### STORED RECORDS
>>>

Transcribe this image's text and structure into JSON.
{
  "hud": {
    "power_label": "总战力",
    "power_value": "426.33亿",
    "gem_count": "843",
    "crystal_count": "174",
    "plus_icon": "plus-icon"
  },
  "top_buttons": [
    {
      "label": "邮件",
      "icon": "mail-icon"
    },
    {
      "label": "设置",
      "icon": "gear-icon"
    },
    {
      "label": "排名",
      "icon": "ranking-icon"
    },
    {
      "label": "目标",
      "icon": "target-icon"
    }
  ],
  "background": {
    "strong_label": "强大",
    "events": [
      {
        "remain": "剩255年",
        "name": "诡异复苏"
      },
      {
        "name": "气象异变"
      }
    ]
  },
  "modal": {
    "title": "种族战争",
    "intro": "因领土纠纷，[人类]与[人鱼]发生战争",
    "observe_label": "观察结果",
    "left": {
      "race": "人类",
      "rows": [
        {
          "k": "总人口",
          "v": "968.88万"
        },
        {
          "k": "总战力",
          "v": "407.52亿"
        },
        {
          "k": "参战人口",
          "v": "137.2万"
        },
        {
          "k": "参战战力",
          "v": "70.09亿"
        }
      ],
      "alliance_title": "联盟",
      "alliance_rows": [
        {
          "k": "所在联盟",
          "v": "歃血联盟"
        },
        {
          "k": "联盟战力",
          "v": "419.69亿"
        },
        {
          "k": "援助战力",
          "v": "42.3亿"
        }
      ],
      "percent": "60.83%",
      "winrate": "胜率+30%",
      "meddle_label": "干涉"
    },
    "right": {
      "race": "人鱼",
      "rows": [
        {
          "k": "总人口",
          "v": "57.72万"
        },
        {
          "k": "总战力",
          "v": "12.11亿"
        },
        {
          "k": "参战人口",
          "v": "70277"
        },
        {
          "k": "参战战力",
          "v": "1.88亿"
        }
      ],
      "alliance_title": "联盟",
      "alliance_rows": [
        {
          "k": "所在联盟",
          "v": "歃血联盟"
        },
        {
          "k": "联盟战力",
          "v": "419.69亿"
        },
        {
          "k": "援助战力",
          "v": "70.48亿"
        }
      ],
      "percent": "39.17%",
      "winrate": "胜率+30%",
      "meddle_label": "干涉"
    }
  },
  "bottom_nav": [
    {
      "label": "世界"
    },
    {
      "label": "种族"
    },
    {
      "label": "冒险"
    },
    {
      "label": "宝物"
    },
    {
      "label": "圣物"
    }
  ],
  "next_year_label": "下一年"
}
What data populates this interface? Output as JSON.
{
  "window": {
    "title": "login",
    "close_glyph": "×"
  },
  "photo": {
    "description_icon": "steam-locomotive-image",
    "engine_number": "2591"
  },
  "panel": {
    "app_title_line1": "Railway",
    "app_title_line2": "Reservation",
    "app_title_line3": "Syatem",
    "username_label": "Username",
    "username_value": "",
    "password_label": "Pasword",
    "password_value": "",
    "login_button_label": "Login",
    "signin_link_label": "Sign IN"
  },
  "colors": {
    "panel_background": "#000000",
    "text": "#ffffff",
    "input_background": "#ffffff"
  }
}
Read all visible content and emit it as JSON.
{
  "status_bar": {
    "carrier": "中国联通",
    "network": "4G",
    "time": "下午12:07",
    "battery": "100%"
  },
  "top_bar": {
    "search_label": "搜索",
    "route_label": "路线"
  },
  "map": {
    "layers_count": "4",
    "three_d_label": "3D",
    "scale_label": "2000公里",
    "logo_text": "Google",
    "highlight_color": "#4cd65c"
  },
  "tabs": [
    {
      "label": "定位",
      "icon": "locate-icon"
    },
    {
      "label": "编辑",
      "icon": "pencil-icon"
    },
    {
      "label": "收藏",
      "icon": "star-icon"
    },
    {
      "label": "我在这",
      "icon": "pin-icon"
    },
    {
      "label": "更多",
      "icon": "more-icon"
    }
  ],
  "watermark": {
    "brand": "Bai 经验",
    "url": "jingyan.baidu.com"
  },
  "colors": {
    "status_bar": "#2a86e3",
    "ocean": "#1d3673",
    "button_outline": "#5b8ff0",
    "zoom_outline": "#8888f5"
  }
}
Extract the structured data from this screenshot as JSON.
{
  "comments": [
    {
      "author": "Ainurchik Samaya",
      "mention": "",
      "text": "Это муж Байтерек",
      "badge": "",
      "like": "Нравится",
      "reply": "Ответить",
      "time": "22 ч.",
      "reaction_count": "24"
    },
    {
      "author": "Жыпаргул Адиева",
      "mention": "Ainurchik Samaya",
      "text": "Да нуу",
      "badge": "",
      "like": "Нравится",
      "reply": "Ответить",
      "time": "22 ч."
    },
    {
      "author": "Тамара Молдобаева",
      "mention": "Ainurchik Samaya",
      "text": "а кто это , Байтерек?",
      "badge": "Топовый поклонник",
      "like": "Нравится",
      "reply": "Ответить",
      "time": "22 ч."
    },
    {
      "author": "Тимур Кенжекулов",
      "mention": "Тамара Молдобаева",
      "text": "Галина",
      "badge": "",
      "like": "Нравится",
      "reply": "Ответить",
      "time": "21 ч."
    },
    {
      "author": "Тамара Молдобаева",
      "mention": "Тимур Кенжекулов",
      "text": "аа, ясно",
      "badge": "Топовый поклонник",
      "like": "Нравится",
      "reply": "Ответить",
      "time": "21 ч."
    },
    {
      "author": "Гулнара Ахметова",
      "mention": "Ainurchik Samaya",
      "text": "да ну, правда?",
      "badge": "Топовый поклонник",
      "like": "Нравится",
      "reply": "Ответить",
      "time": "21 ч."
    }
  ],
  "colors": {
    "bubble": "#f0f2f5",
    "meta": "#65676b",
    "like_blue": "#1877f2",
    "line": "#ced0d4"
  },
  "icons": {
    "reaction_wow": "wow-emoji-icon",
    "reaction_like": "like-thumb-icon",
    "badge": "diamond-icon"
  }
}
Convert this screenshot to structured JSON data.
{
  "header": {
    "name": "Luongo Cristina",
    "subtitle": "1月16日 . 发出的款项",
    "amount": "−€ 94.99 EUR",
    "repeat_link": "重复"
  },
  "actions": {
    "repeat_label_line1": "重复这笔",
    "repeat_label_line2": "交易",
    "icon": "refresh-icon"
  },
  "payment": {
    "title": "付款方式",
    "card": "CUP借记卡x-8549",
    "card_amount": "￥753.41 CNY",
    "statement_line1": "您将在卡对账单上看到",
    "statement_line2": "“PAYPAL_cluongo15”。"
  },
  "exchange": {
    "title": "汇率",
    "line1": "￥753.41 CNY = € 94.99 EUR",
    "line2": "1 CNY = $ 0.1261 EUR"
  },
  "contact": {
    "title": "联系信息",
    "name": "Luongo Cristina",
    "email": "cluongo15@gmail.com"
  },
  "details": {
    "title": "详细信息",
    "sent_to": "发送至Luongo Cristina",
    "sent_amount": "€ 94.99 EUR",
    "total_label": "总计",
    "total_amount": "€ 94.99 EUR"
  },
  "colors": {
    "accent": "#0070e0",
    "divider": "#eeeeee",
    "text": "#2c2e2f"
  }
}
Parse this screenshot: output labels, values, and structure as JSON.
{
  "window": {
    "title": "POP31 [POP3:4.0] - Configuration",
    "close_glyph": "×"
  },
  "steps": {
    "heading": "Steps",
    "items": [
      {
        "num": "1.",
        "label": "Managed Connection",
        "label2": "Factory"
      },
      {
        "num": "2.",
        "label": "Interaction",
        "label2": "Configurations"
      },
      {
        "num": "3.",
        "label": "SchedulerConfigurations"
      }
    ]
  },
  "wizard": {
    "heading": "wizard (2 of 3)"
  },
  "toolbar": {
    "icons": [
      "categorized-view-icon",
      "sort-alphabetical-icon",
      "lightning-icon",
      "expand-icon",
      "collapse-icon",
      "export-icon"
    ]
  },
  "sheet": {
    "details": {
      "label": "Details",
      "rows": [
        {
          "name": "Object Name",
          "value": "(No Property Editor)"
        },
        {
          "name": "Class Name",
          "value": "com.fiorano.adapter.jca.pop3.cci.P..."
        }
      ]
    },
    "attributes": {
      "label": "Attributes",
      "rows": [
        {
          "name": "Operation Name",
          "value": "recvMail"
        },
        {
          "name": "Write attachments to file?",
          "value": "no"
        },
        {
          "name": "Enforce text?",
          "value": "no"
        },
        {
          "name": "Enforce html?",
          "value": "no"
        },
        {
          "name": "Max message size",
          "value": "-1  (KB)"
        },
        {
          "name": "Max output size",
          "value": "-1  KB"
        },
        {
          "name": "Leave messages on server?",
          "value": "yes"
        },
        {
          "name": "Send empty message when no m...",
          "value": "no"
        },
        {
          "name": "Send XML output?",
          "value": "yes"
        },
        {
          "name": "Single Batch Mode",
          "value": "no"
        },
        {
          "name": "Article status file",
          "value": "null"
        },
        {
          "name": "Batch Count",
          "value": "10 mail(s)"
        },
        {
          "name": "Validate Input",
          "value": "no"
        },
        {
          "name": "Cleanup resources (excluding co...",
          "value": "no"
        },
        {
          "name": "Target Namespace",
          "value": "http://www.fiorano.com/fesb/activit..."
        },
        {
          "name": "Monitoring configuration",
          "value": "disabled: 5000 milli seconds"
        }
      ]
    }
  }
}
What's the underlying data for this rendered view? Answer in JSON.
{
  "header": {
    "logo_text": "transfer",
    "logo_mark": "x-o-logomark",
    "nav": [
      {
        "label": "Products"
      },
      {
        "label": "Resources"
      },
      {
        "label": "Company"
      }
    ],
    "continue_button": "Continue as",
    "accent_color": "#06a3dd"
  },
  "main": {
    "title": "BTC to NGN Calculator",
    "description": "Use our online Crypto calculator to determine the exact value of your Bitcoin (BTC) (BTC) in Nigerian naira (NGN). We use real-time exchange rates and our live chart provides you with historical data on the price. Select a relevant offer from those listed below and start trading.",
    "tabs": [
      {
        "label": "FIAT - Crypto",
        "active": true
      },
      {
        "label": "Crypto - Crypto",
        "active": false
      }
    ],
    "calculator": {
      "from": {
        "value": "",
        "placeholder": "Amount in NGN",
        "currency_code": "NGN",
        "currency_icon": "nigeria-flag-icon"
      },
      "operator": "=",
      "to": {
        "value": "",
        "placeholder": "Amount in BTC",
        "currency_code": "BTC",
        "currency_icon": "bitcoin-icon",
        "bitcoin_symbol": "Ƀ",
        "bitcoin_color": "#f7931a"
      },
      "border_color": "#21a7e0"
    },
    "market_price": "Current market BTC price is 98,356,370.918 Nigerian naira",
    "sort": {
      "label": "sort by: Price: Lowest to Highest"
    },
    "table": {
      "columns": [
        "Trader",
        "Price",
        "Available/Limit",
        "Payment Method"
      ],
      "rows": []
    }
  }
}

<<<

### THE EXERCISE
Sift through the entries and copy every line with "file".

### SOLVED PROBLEM
          "name": "Write attachments to file?",
          "name": "Article status file",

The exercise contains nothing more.